From the material below, list every line containing "backing".

● ● ● ● ●

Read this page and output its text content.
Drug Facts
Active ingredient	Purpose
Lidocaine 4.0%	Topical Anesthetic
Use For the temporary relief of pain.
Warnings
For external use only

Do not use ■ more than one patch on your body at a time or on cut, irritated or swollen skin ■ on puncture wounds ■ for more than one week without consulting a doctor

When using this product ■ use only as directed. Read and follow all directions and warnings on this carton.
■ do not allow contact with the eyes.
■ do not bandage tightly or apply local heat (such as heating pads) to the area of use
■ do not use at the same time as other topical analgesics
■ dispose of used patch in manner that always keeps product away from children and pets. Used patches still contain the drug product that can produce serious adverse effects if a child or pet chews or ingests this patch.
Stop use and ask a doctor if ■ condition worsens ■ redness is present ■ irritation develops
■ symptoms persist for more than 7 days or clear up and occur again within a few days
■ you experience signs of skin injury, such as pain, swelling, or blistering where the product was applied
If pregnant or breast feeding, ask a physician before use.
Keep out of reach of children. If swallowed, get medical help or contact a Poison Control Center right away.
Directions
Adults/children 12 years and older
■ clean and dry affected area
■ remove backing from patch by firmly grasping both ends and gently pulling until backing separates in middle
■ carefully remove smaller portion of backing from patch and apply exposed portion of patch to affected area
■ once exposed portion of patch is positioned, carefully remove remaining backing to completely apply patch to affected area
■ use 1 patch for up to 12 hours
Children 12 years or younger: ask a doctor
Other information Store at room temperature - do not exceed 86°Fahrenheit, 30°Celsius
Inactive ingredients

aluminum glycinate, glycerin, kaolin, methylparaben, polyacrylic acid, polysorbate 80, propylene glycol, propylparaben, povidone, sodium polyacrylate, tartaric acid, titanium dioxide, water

● ● ● ● ●

• RESULT OF THE EXERCISE:
■ remove backing from patch by firmly grasping both ends and gently pulling until backing separates in middle
■ carefully remove smaller portion of backing from patch and apply exposed portion of patch to affected area
■ once exposed portion of patch is positioned, carefully remove remaining backing to completely apply patch to affected area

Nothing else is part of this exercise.